# Input
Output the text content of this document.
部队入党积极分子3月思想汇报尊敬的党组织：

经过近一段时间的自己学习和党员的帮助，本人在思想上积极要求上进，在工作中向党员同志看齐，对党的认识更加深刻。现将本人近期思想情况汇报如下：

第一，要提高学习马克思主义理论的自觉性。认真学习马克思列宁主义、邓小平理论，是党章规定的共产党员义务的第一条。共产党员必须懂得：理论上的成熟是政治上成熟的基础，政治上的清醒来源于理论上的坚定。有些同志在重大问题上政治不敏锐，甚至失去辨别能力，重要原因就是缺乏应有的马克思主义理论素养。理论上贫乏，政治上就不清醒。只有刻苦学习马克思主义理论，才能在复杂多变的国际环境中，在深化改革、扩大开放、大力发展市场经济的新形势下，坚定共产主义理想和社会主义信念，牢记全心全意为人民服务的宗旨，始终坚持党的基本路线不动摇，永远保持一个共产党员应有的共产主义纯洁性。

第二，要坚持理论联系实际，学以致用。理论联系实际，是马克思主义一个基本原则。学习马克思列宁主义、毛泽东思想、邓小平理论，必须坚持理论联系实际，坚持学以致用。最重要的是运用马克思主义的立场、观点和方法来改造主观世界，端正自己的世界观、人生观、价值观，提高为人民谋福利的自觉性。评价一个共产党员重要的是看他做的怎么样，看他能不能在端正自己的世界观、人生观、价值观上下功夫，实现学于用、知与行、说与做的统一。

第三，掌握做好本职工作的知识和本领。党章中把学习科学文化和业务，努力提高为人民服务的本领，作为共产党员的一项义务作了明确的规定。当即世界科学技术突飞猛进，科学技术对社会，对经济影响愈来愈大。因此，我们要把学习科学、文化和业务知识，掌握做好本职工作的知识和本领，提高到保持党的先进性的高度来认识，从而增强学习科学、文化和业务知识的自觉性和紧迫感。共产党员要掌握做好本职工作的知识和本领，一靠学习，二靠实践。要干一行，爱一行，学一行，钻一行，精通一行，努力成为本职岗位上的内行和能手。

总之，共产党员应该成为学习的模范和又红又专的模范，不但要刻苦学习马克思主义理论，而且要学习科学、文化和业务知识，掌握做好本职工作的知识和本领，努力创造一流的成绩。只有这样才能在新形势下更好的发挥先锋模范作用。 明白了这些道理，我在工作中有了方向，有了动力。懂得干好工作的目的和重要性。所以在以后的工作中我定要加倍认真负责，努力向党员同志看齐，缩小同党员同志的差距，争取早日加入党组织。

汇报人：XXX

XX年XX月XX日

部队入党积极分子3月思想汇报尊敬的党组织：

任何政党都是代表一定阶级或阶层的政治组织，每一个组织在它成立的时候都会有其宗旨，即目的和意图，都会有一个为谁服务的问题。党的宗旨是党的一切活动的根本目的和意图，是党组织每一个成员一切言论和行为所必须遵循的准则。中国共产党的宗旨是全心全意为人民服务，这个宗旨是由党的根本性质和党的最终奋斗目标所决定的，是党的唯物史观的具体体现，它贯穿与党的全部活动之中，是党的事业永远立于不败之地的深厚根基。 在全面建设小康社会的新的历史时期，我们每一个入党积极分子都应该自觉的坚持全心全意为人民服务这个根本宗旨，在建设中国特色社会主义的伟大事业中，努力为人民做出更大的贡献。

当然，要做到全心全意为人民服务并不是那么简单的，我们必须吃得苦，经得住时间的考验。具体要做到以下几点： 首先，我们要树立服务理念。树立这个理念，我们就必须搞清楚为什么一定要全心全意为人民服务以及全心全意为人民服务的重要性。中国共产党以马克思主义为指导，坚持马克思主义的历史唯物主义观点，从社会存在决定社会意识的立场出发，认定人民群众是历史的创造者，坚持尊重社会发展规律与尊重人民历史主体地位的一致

...

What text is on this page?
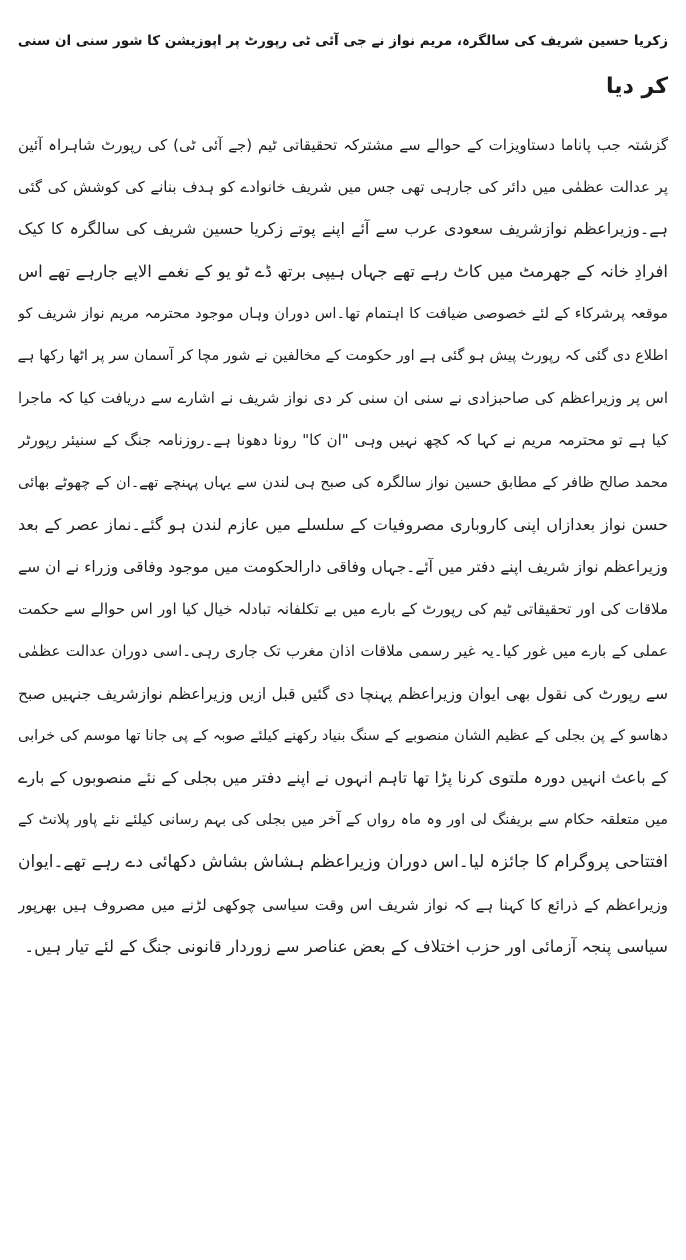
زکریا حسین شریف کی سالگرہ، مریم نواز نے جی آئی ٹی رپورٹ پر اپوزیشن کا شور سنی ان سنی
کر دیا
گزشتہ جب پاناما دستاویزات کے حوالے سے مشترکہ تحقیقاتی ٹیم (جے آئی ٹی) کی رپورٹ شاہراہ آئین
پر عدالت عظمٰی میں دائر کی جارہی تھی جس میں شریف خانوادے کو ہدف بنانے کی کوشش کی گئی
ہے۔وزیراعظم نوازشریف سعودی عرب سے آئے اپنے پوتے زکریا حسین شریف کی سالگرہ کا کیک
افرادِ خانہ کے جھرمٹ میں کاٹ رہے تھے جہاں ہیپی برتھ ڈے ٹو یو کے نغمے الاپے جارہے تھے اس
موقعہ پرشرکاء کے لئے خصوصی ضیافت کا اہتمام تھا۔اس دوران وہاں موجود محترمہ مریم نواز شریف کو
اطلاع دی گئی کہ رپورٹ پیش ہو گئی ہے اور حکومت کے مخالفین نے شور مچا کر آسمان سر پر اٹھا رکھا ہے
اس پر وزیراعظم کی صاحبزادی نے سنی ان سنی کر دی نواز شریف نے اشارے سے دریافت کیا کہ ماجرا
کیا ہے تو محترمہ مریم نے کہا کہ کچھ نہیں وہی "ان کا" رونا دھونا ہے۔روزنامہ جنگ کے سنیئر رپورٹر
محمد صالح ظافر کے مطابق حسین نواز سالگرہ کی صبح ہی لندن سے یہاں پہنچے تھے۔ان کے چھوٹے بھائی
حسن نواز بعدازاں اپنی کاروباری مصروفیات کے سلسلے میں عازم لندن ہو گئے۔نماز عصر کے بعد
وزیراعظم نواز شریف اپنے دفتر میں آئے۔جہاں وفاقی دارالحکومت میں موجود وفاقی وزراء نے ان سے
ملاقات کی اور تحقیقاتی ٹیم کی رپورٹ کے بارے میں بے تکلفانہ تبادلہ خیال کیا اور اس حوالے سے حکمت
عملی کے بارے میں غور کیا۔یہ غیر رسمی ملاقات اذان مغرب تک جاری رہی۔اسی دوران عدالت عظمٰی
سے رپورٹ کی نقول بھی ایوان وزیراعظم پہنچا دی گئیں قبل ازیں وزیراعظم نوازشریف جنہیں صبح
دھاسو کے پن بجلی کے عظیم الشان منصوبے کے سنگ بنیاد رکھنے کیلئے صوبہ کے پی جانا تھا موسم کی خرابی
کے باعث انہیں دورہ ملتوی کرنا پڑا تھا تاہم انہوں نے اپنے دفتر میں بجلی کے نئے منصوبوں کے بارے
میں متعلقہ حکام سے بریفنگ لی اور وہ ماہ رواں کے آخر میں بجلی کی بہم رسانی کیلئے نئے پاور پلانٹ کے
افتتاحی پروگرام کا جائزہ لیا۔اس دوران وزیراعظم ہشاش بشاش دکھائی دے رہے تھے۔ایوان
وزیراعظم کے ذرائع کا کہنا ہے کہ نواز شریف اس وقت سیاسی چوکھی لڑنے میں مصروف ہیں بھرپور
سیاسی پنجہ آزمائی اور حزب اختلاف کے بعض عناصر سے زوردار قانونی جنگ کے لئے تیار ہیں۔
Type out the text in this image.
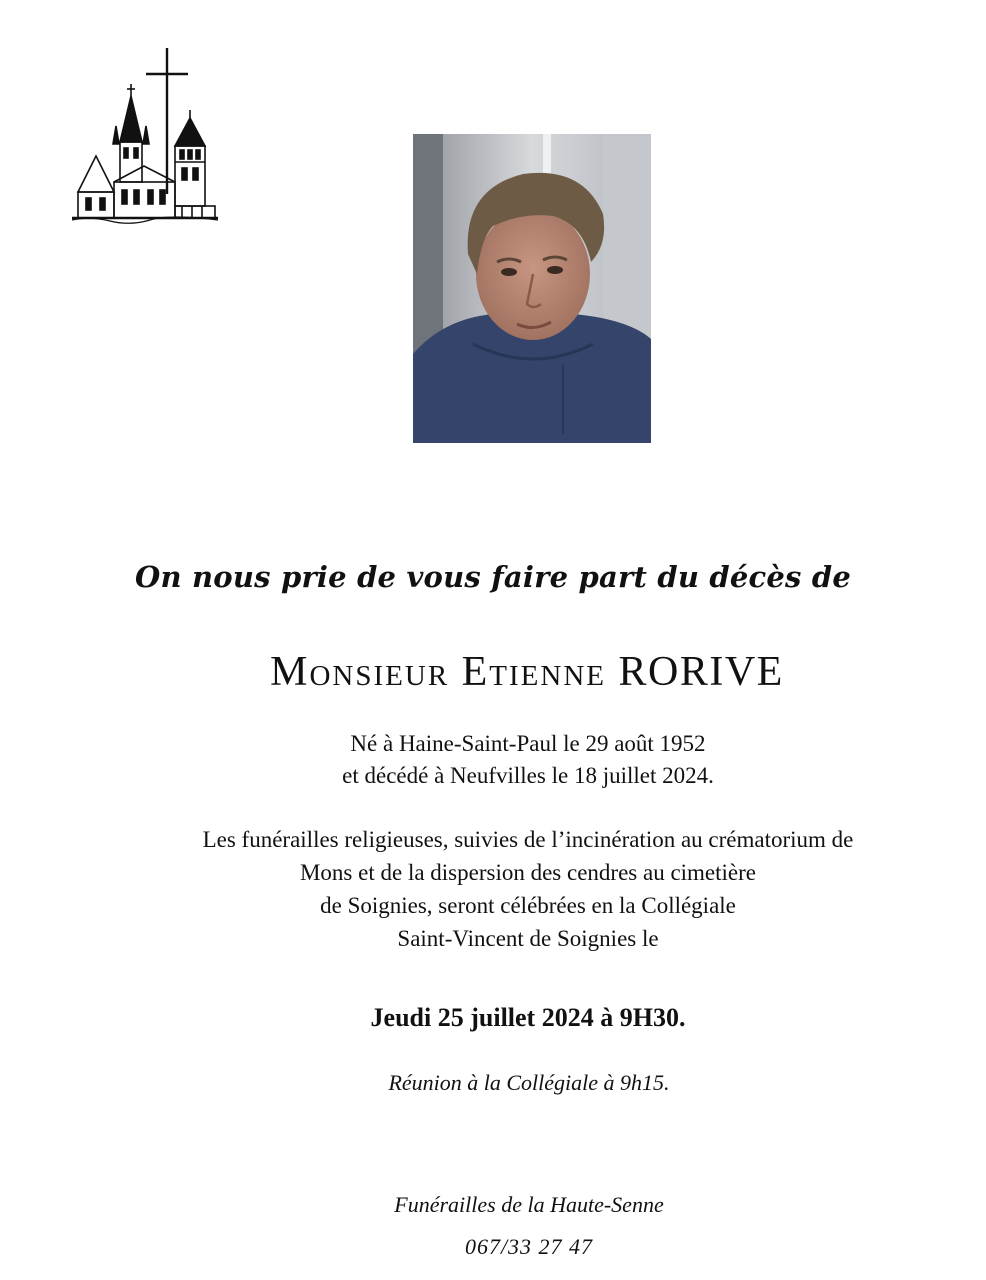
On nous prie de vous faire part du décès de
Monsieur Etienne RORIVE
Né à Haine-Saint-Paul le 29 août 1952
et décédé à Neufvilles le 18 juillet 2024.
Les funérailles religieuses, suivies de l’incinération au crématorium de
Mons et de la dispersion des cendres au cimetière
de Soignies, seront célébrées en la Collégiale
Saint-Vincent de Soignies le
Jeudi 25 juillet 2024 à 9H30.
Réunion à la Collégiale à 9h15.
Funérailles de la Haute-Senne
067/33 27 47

# Set task
Of all the lines in the material above, how many contain the word "دوران"? Give only the count.

# Solution below
3